— WHAT IS EXPECTED —
Reproduce the listing below character for character; drop every image.

— INPUT ROWS —

+--

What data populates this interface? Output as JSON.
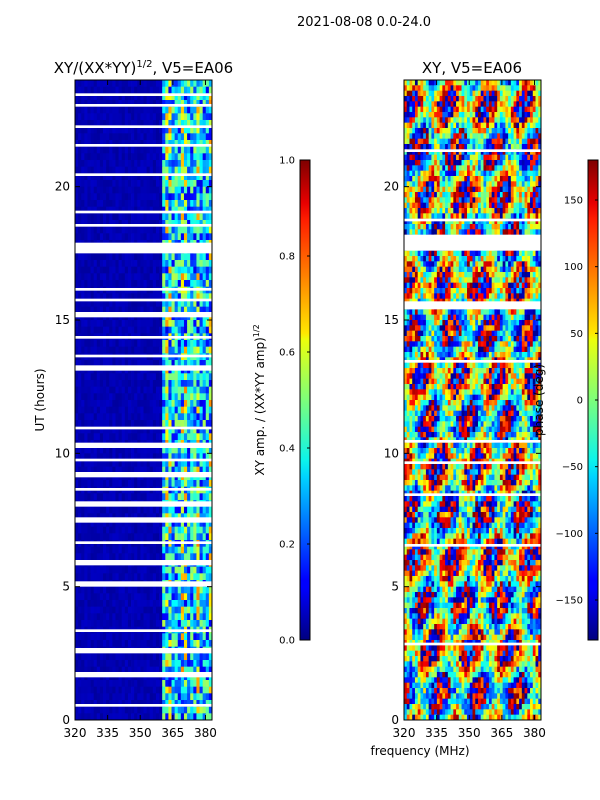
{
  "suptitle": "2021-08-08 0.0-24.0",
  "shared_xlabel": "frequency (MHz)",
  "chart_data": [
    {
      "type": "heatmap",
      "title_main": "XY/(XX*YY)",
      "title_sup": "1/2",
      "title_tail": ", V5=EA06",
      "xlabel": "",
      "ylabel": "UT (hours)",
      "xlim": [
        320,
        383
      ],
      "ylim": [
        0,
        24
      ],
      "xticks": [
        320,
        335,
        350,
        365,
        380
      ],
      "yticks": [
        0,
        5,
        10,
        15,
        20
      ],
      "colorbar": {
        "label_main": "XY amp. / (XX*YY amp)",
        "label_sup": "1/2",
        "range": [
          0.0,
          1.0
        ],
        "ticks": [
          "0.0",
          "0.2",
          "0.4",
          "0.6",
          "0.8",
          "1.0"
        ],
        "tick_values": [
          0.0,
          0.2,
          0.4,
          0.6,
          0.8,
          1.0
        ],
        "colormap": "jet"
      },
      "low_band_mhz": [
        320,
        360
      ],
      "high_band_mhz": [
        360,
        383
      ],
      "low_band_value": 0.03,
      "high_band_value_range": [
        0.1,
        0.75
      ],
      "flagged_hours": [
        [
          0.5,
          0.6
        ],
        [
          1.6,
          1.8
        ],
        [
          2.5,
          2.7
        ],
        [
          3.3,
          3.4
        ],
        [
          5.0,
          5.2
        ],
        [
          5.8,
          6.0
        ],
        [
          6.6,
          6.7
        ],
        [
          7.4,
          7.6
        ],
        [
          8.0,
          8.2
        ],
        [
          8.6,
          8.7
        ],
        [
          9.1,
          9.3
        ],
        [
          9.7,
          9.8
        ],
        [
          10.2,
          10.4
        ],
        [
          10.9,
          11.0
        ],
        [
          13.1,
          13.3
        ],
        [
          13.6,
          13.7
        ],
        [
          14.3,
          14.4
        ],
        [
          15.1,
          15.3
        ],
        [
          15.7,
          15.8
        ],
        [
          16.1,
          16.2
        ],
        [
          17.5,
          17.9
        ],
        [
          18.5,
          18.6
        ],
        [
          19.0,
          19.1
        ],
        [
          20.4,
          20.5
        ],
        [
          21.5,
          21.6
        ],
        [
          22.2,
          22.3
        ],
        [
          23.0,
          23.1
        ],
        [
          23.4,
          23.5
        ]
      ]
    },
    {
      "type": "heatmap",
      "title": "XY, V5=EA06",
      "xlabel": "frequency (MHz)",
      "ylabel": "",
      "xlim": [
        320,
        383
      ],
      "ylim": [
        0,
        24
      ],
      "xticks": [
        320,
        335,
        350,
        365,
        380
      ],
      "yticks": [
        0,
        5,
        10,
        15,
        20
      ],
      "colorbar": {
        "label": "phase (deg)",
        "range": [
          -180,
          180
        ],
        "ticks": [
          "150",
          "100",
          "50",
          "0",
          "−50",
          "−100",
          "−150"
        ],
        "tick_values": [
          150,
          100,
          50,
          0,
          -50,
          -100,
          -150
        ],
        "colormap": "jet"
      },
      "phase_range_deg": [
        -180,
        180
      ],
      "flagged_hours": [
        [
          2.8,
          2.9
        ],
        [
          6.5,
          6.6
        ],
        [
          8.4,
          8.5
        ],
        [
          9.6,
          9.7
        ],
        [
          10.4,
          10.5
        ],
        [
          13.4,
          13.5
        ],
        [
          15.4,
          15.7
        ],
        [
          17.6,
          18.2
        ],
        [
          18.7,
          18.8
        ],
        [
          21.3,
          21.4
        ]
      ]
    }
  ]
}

+--

— EXERCISE SOLUTION —
What data populates this interface? Output as JSON.
{
  "suptitle": "2021-08-08 0.0-24.0",
  "shared_xlabel": "frequency (MHz)",
  "chart_data": [
    {
      "type": "heatmap",
      "title_main": "XY/(XX*YY)",
      "title_sup": "1/2",
      "title_tail": ", V5=EA06",
      "xlabel": "",
      "ylabel": "UT (hours)",
      "xlim": [
        320,
        383
      ],
      "ylim": [
        0,
        24
      ],
      "xticks": [
        320,
        335,
        350,
        365,
        380
      ],
      "yticks": [
        0,
        5,
        10,
        15,
        20
      ],
      "colorbar": {
        "label_main": "XY amp. / (XX*YY amp)",
        "label_sup": "1/2",
        "range": [
          0.0,
          1.0
        ],
        "ticks": [
          "0.0",
          "0.2",
          "0.4",
          "0.6",
          "0.8",
          "1.0"
        ],
        "tick_values": [
          0.0,
          0.2,
          0.4,
          0.6,
          0.8,
          1.0
        ],
        "colormap": "jet"
      },
      "low_band_mhz": [
        320,
        360
      ],
      "high_band_mhz": [
        360,
        383
      ],
      "low_band_value": 0.03,
      "high_band_value_range": [
        0.1,
        0.75
      ],
      "flagged_hours": [
        [
          0.5,
          0.6
        ],
        [
          1.6,
          1.8
        ],
        [
          2.5,
          2.7
        ],
        [
          3.3,
          3.4
        ],
        [
          5.0,
          5.2
        ],
        [
          5.8,
          6.0
        ],
        [
          6.6,
          6.7
        ],
        [
          7.4,
          7.6
        ],
        [
          8.0,
          8.2
        ],
        [
          8.6,
          8.7
        ],
        [
          9.1,
          9.3
        ],
        [
          9.7,
          9.8
        ],
        [
          10.2,
          10.4
        ],
        [
          10.9,
          11.0
        ],
        [
          13.1,
          13.3
        ],
        [
          13.6,
          13.7
        ],
        [
          14.3,
          14.4
        ],
        [
          15.1,
          15.3
        ],
        [
          15.7,
          15.8
        ],
        [
          16.1,
          16.2
        ],
        [
          17.5,
          17.9
        ],
        [
          18.5,
          18.6
        ],
        [
          19.0,
          19.1
        ],
        [
          20.4,
          20.5
        ],
        [
          21.5,
          21.6
        ],
        [
          22.2,
          22.3
        ],
        [
          23.0,
          23.1
        ],
        [
          23.4,
          23.5
        ]
      ]
    },
    {
      "type": "heatmap",
      "title": "XY, V5=EA06",
      "xlabel": "frequency (MHz)",
      "ylabel": "",
      "xlim": [
        320,
        383
      ],
      "ylim": [
        0,
        24
      ],
      "xticks": [
        320,
        335,
        350,
        365,
        380
      ],
      "yticks": [
        0,
        5,
        10,
        15,
        20
      ],
      "colorbar": {
        "label": "phase (deg)",
        "range": [
          -180,
          180
        ],
        "ticks": [
          "150",
          "100",
          "50",
          "0",
          "−50",
          "−100",
          "−150"
        ],
        "tick_values": [
          150,
          100,
          50,
          0,
          -50,
          -100,
          -150
        ],
        "colormap": "jet"
      },
      "phase_range_deg": [
        -180,
        180
      ],
      "flagged_hours": [
        [
          2.8,
          2.9
        ],
        [
          6.5,
          6.6
        ],
        [
          8.4,
          8.5
        ],
        [
          9.6,
          9.7
        ],
        [
          10.4,
          10.5
        ],
        [
          13.4,
          13.5
        ],
        [
          15.4,
          15.7
        ],
        [
          17.6,
          18.2
        ],
        [
          18.7,
          18.8
        ],
        [
          21.3,
          21.4
        ]
      ]
    }
  ]
}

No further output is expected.